** Figure content listings **

___

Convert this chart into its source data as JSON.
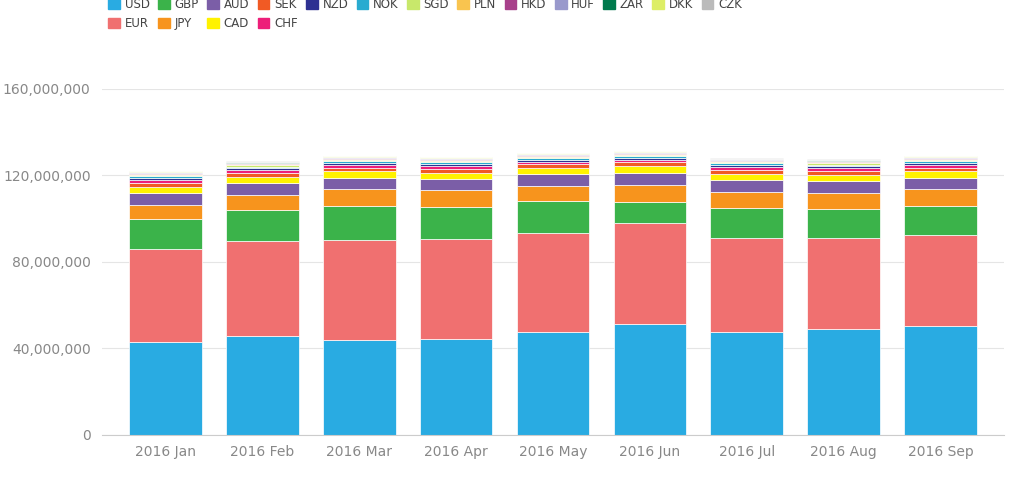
{
  "months": [
    "2016 Jan",
    "2016 Feb",
    "2016 Mar",
    "2016 Apr",
    "2016 May",
    "2016 Jun",
    "2016 Jul",
    "2016 Aug",
    "2016 Sep"
  ],
  "currencies": [
    "USD",
    "EUR",
    "GBP",
    "JPY",
    "AUD",
    "CAD",
    "SEK",
    "CHF",
    "NZD",
    "NOK",
    "SGD",
    "PLN",
    "HKD",
    "HUF",
    "ZAR",
    "DKK",
    "CZK"
  ],
  "colors": {
    "USD": "#29ABE2",
    "EUR": "#F07070",
    "GBP": "#3BB34A",
    "JPY": "#F7941D",
    "AUD": "#7B5EA7",
    "CAD": "#FFF200",
    "SEK": "#F15A24",
    "CHF": "#ED1E79",
    "NZD": "#2E3192",
    "NOK": "#29ABD0",
    "SGD": "#C8E86B",
    "PLN": "#F9C44F",
    "HKD": "#A8408B",
    "HUF": "#9999CC",
    "ZAR": "#007A4D",
    "DKK": "#DDEE66",
    "CZK": "#BBBBBB"
  },
  "values": {
    "USD": [
      43000000,
      45500000,
      44000000,
      44500000,
      47500000,
      51000000,
      47500000,
      49000000,
      50500000
    ],
    "EUR": [
      43000000,
      44000000,
      46000000,
      46000000,
      46000000,
      47000000,
      43500000,
      42000000,
      42000000
    ],
    "GBP": [
      14000000,
      14500000,
      16000000,
      15000000,
      14500000,
      9500000,
      14000000,
      13500000,
      13500000
    ],
    "JPY": [
      6500000,
      7000000,
      7500000,
      7500000,
      7000000,
      8000000,
      7500000,
      7500000,
      7500000
    ],
    "AUD": [
      5500000,
      5500000,
      5500000,
      5500000,
      5500000,
      5500000,
      5500000,
      5500000,
      5500000
    ],
    "CAD": [
      2800000,
      2800000,
      2800000,
      2800000,
      2800000,
      3200000,
      2800000,
      2800000,
      2800000
    ],
    "SEK": [
      1800000,
      1800000,
      1800000,
      1800000,
      1800000,
      1800000,
      1800000,
      1800000,
      1800000
    ],
    "CHF": [
      1200000,
      1200000,
      1200000,
      1200000,
      1200000,
      1200000,
      1200000,
      1200000,
      1200000
    ],
    "NZD": [
      900000,
      900000,
      900000,
      900000,
      900000,
      900000,
      900000,
      900000,
      900000
    ],
    "NOK": [
      800000,
      800000,
      800000,
      800000,
      800000,
      800000,
      800000,
      800000,
      800000
    ],
    "SGD": [
      600000,
      600000,
      600000,
      600000,
      600000,
      600000,
      600000,
      600000,
      600000
    ],
    "PLN": [
      500000,
      500000,
      500000,
      500000,
      500000,
      500000,
      500000,
      500000,
      500000
    ],
    "HKD": [
      400000,
      400000,
      400000,
      400000,
      400000,
      400000,
      400000,
      400000,
      400000
    ],
    "HUF": [
      350000,
      350000,
      350000,
      350000,
      350000,
      350000,
      350000,
      350000,
      350000
    ],
    "ZAR": [
      250000,
      250000,
      250000,
      250000,
      250000,
      250000,
      250000,
      250000,
      250000
    ],
    "DKK": [
      200000,
      200000,
      200000,
      200000,
      200000,
      200000,
      200000,
      200000,
      200000
    ],
    "CZK": [
      150000,
      150000,
      150000,
      150000,
      150000,
      150000,
      150000,
      150000,
      150000
    ]
  },
  "legend_row1": [
    "USD",
    "EUR",
    "GBP",
    "JPY",
    "AUD",
    "CAD",
    "SEK",
    "CHF",
    "NZD",
    "NOK",
    "SGD",
    "PLN",
    "HKD"
  ],
  "legend_row2": [
    "HUF",
    "ZAR",
    "DKK",
    "CZK"
  ],
  "ylim": [
    0,
    160000000
  ],
  "yticks": [
    0,
    40000000,
    80000000,
    120000000,
    160000000
  ],
  "background_color": "#FFFFFF",
  "grid_color": "#E5E5E5",
  "bar_width": 0.75
}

___

** TASK GOAL **
Reproduce each line exactly, please, except for any pictures.

** SOLUTION TO THE EXERCISE **
Convert this chart into its source data as JSON.
{
  "months": [
    "2016 Jan",
    "2016 Feb",
    "2016 Mar",
    "2016 Apr",
    "2016 May",
    "2016 Jun",
    "2016 Jul",
    "2016 Aug",
    "2016 Sep"
  ],
  "currencies": [
    "USD",
    "EUR",
    "GBP",
    "JPY",
    "AUD",
    "CAD",
    "SEK",
    "CHF",
    "NZD",
    "NOK",
    "SGD",
    "PLN",
    "HKD",
    "HUF",
    "ZAR",
    "DKK",
    "CZK"
  ],
  "colors": {
    "USD": "#29ABE2",
    "EUR": "#F07070",
    "GBP": "#3BB34A",
    "JPY": "#F7941D",
    "AUD": "#7B5EA7",
    "CAD": "#FFF200",
    "SEK": "#F15A24",
    "CHF": "#ED1E79",
    "NZD": "#2E3192",
    "NOK": "#29ABD0",
    "SGD": "#C8E86B",
    "PLN": "#F9C44F",
    "HKD": "#A8408B",
    "HUF": "#9999CC",
    "ZAR": "#007A4D",
    "DKK": "#DDEE66",
    "CZK": "#BBBBBB"
  },
  "values": {
    "USD": [
      43000000,
      45500000,
      44000000,
      44500000,
      47500000,
      51000000,
      47500000,
      49000000,
      50500000
    ],
    "EUR": [
      43000000,
      44000000,
      46000000,
      46000000,
      46000000,
      47000000,
      43500000,
      42000000,
      42000000
    ],
    "GBP": [
      14000000,
      14500000,
      16000000,
      15000000,
      14500000,
      9500000,
      14000000,
      13500000,
      13500000
    ],
    "JPY": [
      6500000,
      7000000,
      7500000,
      7500000,
      7000000,
      8000000,
      7500000,
      7500000,
      7500000
    ],
    "AUD": [
      5500000,
      5500000,
      5500000,
      5500000,
      5500000,
      5500000,
      5500000,
      5500000,
      5500000
    ],
    "CAD": [
      2800000,
      2800000,
      2800000,
      2800000,
      2800000,
      3200000,
      2800000,
      2800000,
      2800000
    ],
    "SEK": [
      1800000,
      1800000,
      1800000,
      1800000,
      1800000,
      1800000,
      1800000,
      1800000,
      1800000
    ],
    "CHF": [
      1200000,
      1200000,
      1200000,
      1200000,
      1200000,
      1200000,
      1200000,
      1200000,
      1200000
    ],
    "NZD": [
      900000,
      900000,
      900000,
      900000,
      900000,
      900000,
      900000,
      900000,
      900000
    ],
    "NOK": [
      800000,
      800000,
      800000,
      800000,
      800000,
      800000,
      800000,
      800000,
      800000
    ],
    "SGD": [
      600000,
      600000,
      600000,
      600000,
      600000,
      600000,
      600000,
      600000,
      600000
    ],
    "PLN": [
      500000,
      500000,
      500000,
      500000,
      500000,
      500000,
      500000,
      500000,
      500000
    ],
    "HKD": [
      400000,
      400000,
      400000,
      400000,
      400000,
      400000,
      400000,
      400000,
      400000
    ],
    "HUF": [
      350000,
      350000,
      350000,
      350000,
      350000,
      350000,
      350000,
      350000,
      350000
    ],
    "ZAR": [
      250000,
      250000,
      250000,
      250000,
      250000,
      250000,
      250000,
      250000,
      250000
    ],
    "DKK": [
      200000,
      200000,
      200000,
      200000,
      200000,
      200000,
      200000,
      200000,
      200000
    ],
    "CZK": [
      150000,
      150000,
      150000,
      150000,
      150000,
      150000,
      150000,
      150000,
      150000
    ]
  },
  "legend_row1": [
    "USD",
    "EUR",
    "GBP",
    "JPY",
    "AUD",
    "CAD",
    "SEK",
    "CHF",
    "NZD",
    "NOK",
    "SGD",
    "PLN",
    "HKD"
  ],
  "legend_row2": [
    "HUF",
    "ZAR",
    "DKK",
    "CZK"
  ],
  "ylim": [
    0,
    160000000
  ],
  "yticks": [
    0,
    40000000,
    80000000,
    120000000,
    160000000
  ],
  "background_color": "#FFFFFF",
  "grid_color": "#E5E5E5",
  "bar_width": 0.75
}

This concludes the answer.